Problem details –
In the data that follows, count every line holding the string "load" and give the count alone.

--- START Input records ---

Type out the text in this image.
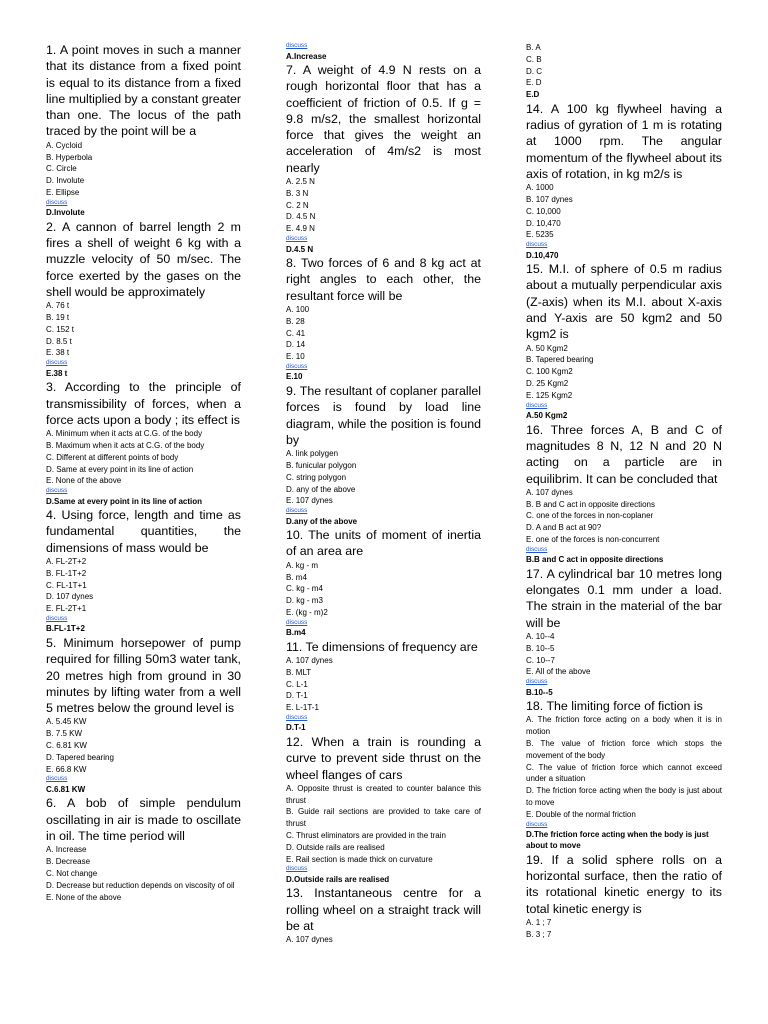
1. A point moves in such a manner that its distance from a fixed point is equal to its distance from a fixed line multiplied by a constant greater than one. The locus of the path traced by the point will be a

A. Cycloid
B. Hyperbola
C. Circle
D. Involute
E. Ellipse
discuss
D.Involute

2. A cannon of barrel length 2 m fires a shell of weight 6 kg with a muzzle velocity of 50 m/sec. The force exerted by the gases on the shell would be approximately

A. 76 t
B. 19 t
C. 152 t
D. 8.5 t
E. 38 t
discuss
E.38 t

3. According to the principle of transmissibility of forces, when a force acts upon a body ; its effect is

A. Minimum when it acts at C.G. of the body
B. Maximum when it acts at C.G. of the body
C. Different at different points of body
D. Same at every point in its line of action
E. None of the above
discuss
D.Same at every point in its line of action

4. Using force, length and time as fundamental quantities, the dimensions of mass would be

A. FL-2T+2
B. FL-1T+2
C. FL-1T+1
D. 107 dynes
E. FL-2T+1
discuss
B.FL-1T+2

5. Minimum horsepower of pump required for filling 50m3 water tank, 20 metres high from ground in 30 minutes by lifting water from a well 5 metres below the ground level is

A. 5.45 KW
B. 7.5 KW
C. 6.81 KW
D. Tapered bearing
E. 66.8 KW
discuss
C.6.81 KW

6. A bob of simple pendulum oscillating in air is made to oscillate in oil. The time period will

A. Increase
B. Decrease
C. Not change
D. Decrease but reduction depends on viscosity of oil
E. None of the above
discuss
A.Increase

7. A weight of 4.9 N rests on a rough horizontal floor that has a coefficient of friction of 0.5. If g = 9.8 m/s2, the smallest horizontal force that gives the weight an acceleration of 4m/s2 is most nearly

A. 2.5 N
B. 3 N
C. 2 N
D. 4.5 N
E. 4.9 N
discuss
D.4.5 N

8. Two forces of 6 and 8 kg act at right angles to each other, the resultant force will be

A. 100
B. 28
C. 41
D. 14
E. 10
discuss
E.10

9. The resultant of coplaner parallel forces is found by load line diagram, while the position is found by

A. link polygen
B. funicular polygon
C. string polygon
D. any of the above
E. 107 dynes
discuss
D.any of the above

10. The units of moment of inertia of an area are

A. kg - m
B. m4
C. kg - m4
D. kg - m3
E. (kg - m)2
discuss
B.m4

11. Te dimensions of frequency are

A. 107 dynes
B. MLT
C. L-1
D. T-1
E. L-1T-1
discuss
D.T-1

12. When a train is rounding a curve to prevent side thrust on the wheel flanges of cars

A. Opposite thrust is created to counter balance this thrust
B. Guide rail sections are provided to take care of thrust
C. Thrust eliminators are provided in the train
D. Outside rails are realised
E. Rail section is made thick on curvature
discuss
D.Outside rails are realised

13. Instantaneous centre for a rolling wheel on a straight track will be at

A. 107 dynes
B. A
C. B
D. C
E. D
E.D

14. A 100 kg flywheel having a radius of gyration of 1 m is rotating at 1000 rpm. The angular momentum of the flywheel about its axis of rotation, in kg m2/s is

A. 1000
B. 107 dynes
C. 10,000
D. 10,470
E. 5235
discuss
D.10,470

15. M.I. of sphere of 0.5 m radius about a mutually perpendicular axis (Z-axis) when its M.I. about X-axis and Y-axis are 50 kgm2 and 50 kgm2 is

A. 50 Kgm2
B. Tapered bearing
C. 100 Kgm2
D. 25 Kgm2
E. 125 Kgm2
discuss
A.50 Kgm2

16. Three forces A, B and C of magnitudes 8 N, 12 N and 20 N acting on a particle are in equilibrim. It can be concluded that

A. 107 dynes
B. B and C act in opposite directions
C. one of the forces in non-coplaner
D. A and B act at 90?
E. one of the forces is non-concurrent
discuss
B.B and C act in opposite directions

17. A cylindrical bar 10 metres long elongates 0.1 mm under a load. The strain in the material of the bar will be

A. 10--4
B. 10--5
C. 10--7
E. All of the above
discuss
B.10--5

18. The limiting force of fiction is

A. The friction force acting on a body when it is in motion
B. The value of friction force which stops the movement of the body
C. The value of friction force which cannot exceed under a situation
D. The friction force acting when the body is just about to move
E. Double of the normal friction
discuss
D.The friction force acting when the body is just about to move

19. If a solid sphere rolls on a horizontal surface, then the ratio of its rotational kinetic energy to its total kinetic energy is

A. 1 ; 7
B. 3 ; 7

--- END Input records ---
--- START Input records ---

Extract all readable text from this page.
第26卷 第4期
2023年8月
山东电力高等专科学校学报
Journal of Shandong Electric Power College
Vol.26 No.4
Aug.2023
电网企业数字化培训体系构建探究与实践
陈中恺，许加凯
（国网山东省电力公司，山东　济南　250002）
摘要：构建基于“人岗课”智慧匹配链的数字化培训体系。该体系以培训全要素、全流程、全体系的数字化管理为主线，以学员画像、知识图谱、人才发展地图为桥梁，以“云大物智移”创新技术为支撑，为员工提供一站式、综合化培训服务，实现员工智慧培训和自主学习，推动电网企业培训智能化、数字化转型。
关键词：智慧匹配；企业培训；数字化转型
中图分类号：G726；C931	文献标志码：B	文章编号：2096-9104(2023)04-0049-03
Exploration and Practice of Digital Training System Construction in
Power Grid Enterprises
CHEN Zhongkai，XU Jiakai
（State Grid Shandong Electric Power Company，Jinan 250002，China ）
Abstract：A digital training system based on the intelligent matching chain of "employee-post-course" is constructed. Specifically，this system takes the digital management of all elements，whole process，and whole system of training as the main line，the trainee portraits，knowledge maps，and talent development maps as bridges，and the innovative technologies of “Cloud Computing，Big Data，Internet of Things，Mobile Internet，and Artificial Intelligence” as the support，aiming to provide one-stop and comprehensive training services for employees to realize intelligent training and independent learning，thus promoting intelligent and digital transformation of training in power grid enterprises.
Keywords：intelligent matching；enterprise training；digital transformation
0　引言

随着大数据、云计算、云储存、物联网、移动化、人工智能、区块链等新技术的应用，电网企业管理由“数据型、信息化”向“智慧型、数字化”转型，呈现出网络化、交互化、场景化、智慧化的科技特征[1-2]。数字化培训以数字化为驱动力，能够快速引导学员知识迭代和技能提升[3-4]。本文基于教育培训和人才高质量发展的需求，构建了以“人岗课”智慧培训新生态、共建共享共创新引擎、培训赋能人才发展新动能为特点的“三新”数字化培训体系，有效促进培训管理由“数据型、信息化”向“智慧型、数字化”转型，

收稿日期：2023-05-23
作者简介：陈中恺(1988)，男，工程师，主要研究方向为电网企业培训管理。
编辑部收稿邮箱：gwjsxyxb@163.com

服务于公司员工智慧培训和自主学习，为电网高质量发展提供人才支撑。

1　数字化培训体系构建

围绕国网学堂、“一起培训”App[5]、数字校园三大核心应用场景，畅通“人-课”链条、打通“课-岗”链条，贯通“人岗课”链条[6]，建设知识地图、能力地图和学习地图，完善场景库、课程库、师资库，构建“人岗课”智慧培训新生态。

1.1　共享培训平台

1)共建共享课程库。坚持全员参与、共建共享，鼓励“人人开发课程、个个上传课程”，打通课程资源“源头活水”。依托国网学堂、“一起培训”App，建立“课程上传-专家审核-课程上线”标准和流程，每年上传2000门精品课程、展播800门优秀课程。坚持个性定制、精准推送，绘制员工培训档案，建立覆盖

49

--- END Input records ---

Response to the exercise –
2